══ EXTRACTED ENTRIES

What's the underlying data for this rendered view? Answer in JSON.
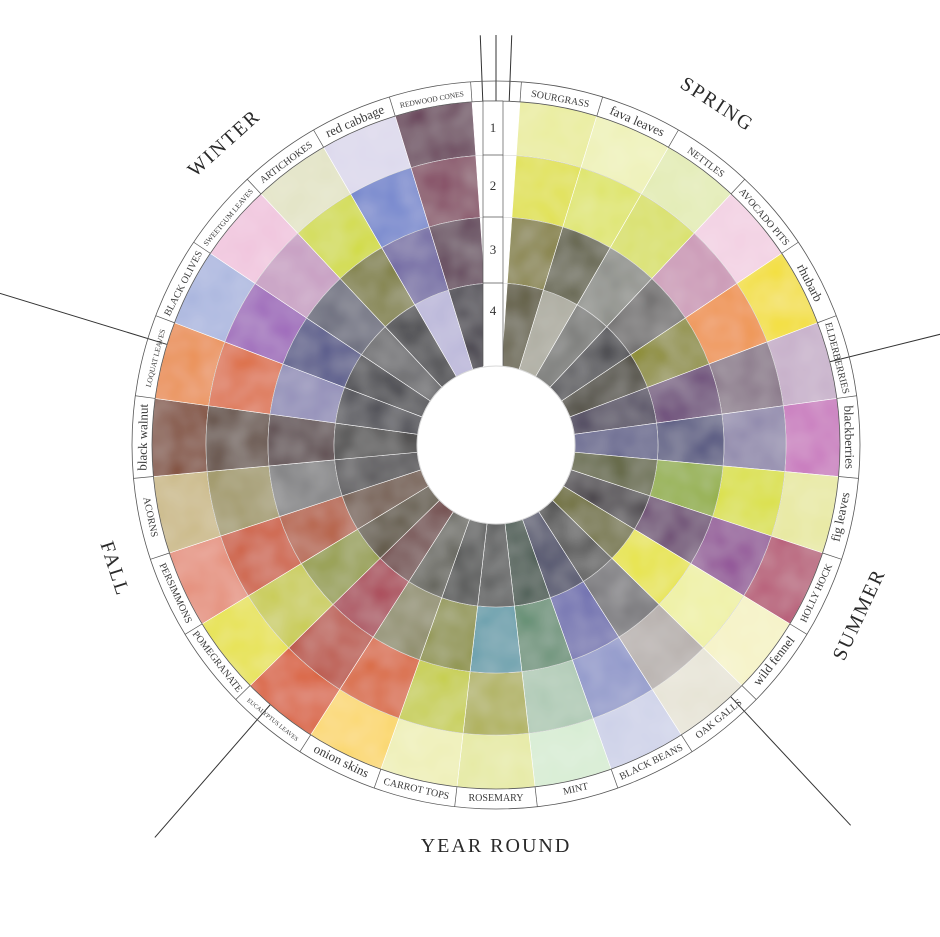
{
  "seasons": [
    {
      "name": "SPRING",
      "angle": 33
    },
    {
      "name": "SUMMER",
      "angle": 115
    },
    {
      "name": "YEAR ROUND",
      "angle": 180
    },
    {
      "name": "FALL",
      "angle": 252
    },
    {
      "name": "WINTER",
      "angle": 318
    }
  ],
  "season_dividers": [
    0,
    76,
    137,
    221,
    287
  ],
  "ring_labels": [
    "1",
    "2",
    "3",
    "4"
  ],
  "plants": [
    {
      "name": "SOURGRASS",
      "colors": [
        "#e9ec9a",
        "#dfe03c",
        "#7f7a2a",
        "#5a5636"
      ]
    },
    {
      "name": "fava leaves",
      "colors": [
        "#eef1b6",
        "#dde45e",
        "#5a5a3c",
        "#a8a79a"
      ]
    },
    {
      "name": "NETTLES",
      "colors": [
        "#e2ebb2",
        "#d7df5a",
        "#888a84",
        "#6e6f6c"
      ]
    },
    {
      "name": "AVOCADO PITS",
      "colors": [
        "#f2cfe2",
        "#c994b3",
        "#6a6868",
        "#404046"
      ]
    },
    {
      "name": "rhubarb",
      "colors": [
        "#f2de1e",
        "#ee8e3a",
        "#8a8a28",
        "#3f3b2a"
      ]
    },
    {
      "name": "ELDERBERRIES",
      "colors": [
        "#c5adc8",
        "#837083",
        "#6a4777",
        "#3f3553"
      ]
    },
    {
      "name": "blackberries",
      "colors": [
        "#c774bc",
        "#8a82a8",
        "#4d4e7c",
        "#5a5a88"
      ]
    },
    {
      "name": "fig leaves",
      "colors": [
        "#e7e89e",
        "#d9df30",
        "#8cab28",
        "#565b2a"
      ]
    },
    {
      "name": "HOLLY HOCK",
      "colors": [
        "#b34a6c",
        "#8d4793",
        "#653e6c",
        "#3f3940"
      ]
    },
    {
      "name": "wild fennel",
      "colors": [
        "#f5f2c4",
        "#eef0a0",
        "#e6e336",
        "#6a6a2a"
      ]
    },
    {
      "name": "OAK GALLS",
      "colors": [
        "#e6e3d5",
        "#b5aeab",
        "#737276",
        "#4a4a4a"
      ]
    },
    {
      "name": "BLACK BEANS",
      "colors": [
        "#cdd1e8",
        "#8d95c9",
        "#6868ad",
        "#3d3f60"
      ]
    },
    {
      "name": "MINT",
      "colors": [
        "#d6ecd2",
        "#acc8b2",
        "#5f8c6f",
        "#2f4a3d"
      ]
    },
    {
      "name": "ROSEMARY",
      "colors": [
        "#e5e9a0",
        "#aeb057",
        "#5c9aa8",
        "#505252"
      ]
    },
    {
      "name": "CARROT TOPS",
      "colors": [
        "#eeefb4",
        "#c4cc3a",
        "#8a8f38",
        "#3f4140"
      ]
    },
    {
      "name": "onion skins",
      "colors": [
        "#fad664",
        "#d86332",
        "#8a8862",
        "#5a5a50"
      ]
    },
    {
      "name": "EUCALYPTUS LEAVES",
      "colors": [
        "#d8561e",
        "#b94b3a",
        "#a7394c",
        "#6a3a3a"
      ]
    },
    {
      "name": "POMEGRANATE",
      "colors": [
        "#e6e138",
        "#c7ca46",
        "#919a3a",
        "#574c35"
      ]
    },
    {
      "name": "PERSIMMONS",
      "colors": [
        "#e48a74",
        "#cc5834",
        "#b45a3a",
        "#6a4e3c"
      ]
    },
    {
      "name": "ACORNS",
      "colors": [
        "#c9b782",
        "#9e9561",
        "#7a7a7c",
        "#444246"
      ]
    },
    {
      "name": "black walnut",
      "colors": [
        "#7a3c1a",
        "#5e463a",
        "#523b3f",
        "#3a3838"
      ]
    },
    {
      "name": "LOQUAT LEAVES",
      "colors": [
        "#e98a42",
        "#dc6a3c",
        "#8a86b4",
        "#3f3f48"
      ]
    },
    {
      "name": "BLACK OLIVES",
      "colors": [
        "#a8b4de",
        "#9a5fb8",
        "#4e5086",
        "#33333b"
      ]
    },
    {
      "name": "SWEETGUM LEAVES",
      "colors": [
        "#f0c4dd",
        "#c59ac0",
        "#5d5f73",
        "#5a5a5e"
      ]
    },
    {
      "name": "ARTICHOKES",
      "colors": [
        "#e2e3c4",
        "#d0da35",
        "#7a7a30",
        "#3f3f44"
      ]
    },
    {
      "name": "red cabbage",
      "colors": [
        "#dcd8ec",
        "#6b7fcb",
        "#6a60a0",
        "#b8b4d8"
      ]
    },
    {
      "name": "REDWOOD CONES",
      "colors": [
        "#5e2c4c",
        "#7e3a58",
        "#5a3650",
        "#2e2838"
      ]
    }
  ]
}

════

YOUR INSTRUCTIONS: Only a number is expected here: the count of lines in the listing that hold the string "angle".

ANSWER TO THIS PROBLEM: 5